### EXERCISE AIM
Transcribe all the entries word for word, omitting any pictures they contain.
--- START OF RAW DATA ---
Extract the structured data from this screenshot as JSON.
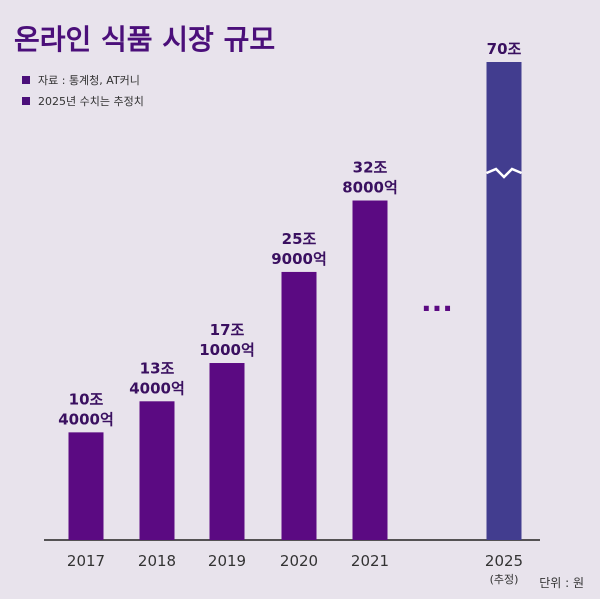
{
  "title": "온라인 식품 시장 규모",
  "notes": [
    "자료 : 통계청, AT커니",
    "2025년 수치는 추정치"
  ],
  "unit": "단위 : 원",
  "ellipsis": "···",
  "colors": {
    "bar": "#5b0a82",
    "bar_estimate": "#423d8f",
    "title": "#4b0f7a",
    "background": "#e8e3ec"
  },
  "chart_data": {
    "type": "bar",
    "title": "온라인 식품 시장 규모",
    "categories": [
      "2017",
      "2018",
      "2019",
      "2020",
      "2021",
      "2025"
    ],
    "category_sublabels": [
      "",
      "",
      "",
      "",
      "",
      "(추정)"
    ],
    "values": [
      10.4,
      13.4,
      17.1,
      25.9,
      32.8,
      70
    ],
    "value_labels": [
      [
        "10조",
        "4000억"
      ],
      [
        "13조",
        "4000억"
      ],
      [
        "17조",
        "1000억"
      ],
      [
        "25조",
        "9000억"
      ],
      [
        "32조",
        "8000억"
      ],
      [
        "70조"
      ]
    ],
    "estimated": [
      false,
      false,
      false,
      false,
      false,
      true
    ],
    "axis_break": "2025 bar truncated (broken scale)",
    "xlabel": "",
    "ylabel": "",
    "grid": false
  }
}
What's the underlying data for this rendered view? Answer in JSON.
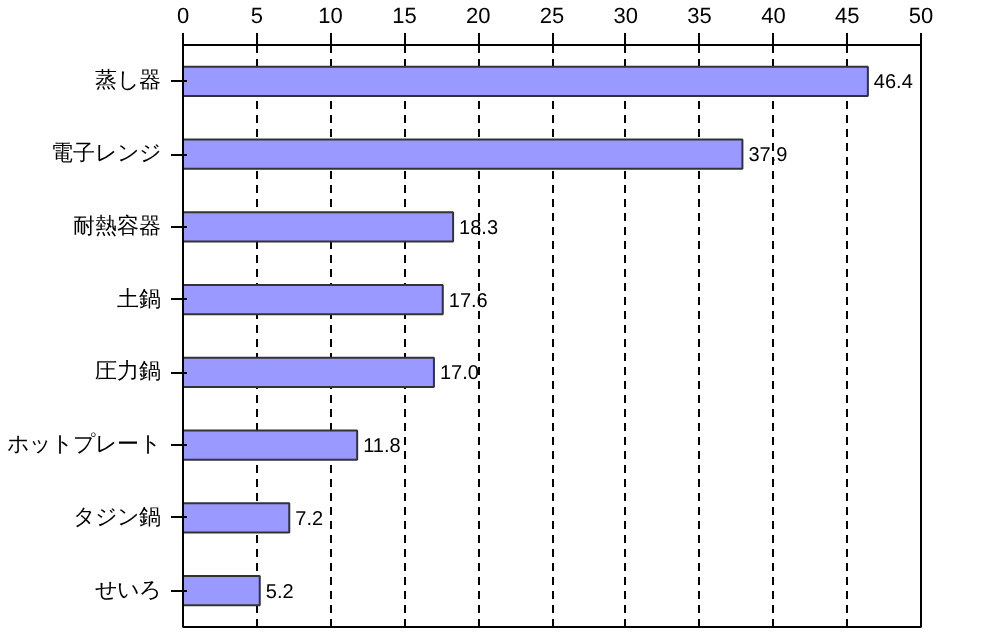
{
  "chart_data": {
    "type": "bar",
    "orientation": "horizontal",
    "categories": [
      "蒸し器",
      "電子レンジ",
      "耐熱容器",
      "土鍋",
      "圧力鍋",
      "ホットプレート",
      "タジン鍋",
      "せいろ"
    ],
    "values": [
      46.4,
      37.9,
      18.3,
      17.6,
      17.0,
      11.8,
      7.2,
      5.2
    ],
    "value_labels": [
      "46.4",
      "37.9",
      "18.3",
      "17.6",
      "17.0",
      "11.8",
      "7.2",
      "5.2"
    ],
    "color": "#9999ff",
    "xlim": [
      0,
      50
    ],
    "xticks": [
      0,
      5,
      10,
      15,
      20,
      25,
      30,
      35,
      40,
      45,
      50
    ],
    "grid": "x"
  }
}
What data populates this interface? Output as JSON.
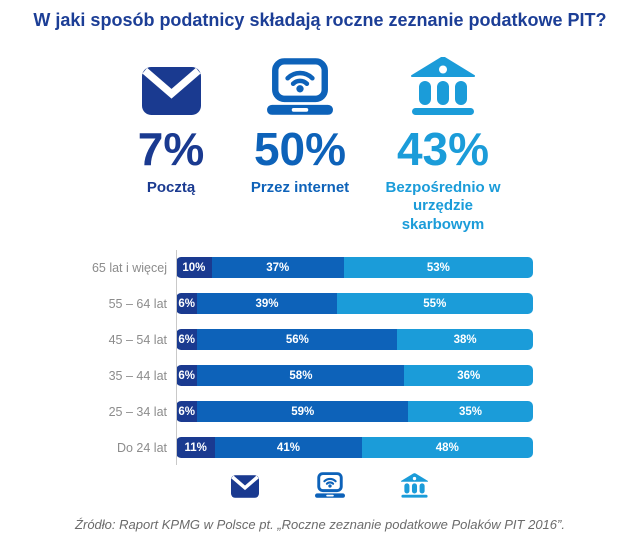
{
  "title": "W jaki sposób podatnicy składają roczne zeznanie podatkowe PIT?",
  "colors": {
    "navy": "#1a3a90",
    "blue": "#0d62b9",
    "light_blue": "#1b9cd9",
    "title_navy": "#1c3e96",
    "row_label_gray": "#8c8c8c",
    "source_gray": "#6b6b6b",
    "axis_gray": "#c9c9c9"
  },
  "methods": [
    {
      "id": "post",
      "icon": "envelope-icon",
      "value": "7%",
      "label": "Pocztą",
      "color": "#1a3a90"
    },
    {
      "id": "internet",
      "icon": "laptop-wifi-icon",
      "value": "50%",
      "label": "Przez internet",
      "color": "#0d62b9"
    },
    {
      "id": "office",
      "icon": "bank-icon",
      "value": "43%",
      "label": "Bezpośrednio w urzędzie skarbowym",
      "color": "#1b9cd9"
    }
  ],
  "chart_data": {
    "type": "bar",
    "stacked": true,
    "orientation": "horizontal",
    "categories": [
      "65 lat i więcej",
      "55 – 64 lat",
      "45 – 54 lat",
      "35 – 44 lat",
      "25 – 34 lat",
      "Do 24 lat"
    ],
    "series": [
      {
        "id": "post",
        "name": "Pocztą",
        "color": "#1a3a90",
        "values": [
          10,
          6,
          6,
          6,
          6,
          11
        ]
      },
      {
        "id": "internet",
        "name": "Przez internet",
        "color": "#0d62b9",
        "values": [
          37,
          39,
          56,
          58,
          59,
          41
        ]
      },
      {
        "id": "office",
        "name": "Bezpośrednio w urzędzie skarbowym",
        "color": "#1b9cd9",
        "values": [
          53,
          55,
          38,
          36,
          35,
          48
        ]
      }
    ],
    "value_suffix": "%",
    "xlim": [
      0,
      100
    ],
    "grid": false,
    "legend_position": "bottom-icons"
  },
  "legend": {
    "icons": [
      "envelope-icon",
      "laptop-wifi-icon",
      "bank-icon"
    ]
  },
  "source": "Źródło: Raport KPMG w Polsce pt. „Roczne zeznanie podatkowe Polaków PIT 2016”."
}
--- END OF RAW DATA ---
### RESPONSE TO THE EXERCISE
Extract the structured data from this screenshot as JSON.
{
  "title": "온라인 식품 시장 규모",
  "notes": [
    "자료 : 통계청, AT커니",
    "2025년 수치는 추정치"
  ],
  "unit": "단위 : 원",
  "ellipsis": "···",
  "colors": {
    "bar": "#5b0a82",
    "bar_estimate": "#423d8f",
    "title": "#4b0f7a",
    "background": "#e8e3ec"
  },
  "chart_data": {
    "type": "bar",
    "title": "온라인 식품 시장 규모",
    "categories": [
      "2017",
      "2018",
      "2019",
      "2020",
      "2021",
      "2025"
    ],
    "category_sublabels": [
      "",
      "",
      "",
      "",
      "",
      "(추정)"
    ],
    "values": [
      10.4,
      13.4,
      17.1,
      25.9,
      32.8,
      70
    ],
    "value_labels": [
      [
        "10조",
        "4000억"
      ],
      [
        "13조",
        "4000억"
      ],
      [
        "17조",
        "1000억"
      ],
      [
        "25조",
        "9000억"
      ],
      [
        "32조",
        "8000억"
      ],
      [
        "70조"
      ]
    ],
    "estimated": [
      false,
      false,
      false,
      false,
      false,
      true
    ],
    "axis_break": "2025 bar truncated (broken scale)",
    "xlabel": "",
    "ylabel": "",
    "grid": false
  }
}
What's the underlying data for this rendered view? Answer in JSON.
{
  "chart_data": {
    "type": "bar",
    "orientation": "horizontal",
    "categories": [
      "蒸し器",
      "電子レンジ",
      "耐熱容器",
      "土鍋",
      "圧力鍋",
      "ホットプレート",
      "タジン鍋",
      "せいろ"
    ],
    "values": [
      46.4,
      37.9,
      18.3,
      17.6,
      17.0,
      11.8,
      7.2,
      5.2
    ],
    "value_labels": [
      "46.4",
      "37.9",
      "18.3",
      "17.6",
      "17.0",
      "11.8",
      "7.2",
      "5.2"
    ],
    "color": "#9999ff",
    "xlim": [
      0,
      50
    ],
    "xticks": [
      0,
      5,
      10,
      15,
      20,
      25,
      30,
      35,
      40,
      45,
      50
    ],
    "grid": "x"
  }
}
What data populates this interface? Output as JSON.
{
  "title": "W jaki sposób podatnicy składają roczne zeznanie podatkowe PIT?",
  "colors": {
    "navy": "#1a3a90",
    "blue": "#0d62b9",
    "light_blue": "#1b9cd9",
    "title_navy": "#1c3e96",
    "row_label_gray": "#8c8c8c",
    "source_gray": "#6b6b6b",
    "axis_gray": "#c9c9c9"
  },
  "methods": [
    {
      "id": "post",
      "icon": "envelope-icon",
      "value": "7%",
      "label": "Pocztą",
      "color": "#1a3a90"
    },
    {
      "id": "internet",
      "icon": "laptop-wifi-icon",
      "value": "50%",
      "label": "Przez internet",
      "color": "#0d62b9"
    },
    {
      "id": "office",
      "icon": "bank-icon",
      "value": "43%",
      "label": "Bezpośrednio w urzędzie skarbowym",
      "color": "#1b9cd9"
    }
  ],
  "chart_data": {
    "type": "bar",
    "stacked": true,
    "orientation": "horizontal",
    "categories": [
      "65 lat i więcej",
      "55 – 64 lat",
      "45 – 54 lat",
      "35 – 44 lat",
      "25 – 34 lat",
      "Do 24 lat"
    ],
    "series": [
      {
        "id": "post",
        "name": "Pocztą",
        "color": "#1a3a90",
        "values": [
          10,
          6,
          6,
          6,
          6,
          11
        ]
      },
      {
        "id": "internet",
        "name": "Przez internet",
        "color": "#0d62b9",
        "values": [
          37,
          39,
          56,
          58,
          59,
          41
        ]
      },
      {
        "id": "office",
        "name": "Bezpośrednio w urzędzie skarbowym",
        "color": "#1b9cd9",
        "values": [
          53,
          55,
          38,
          36,
          35,
          48
        ]
      }
    ],
    "value_suffix": "%",
    "xlim": [
      0,
      100
    ],
    "grid": false,
    "legend_position": "bottom-icons"
  },
  "legend": {
    "icons": [
      "envelope-icon",
      "laptop-wifi-icon",
      "bank-icon"
    ]
  },
  "source": "Źródło: Raport KPMG w Polsce pt. „Roczne zeznanie podatkowe Polaków PIT 2016”."
}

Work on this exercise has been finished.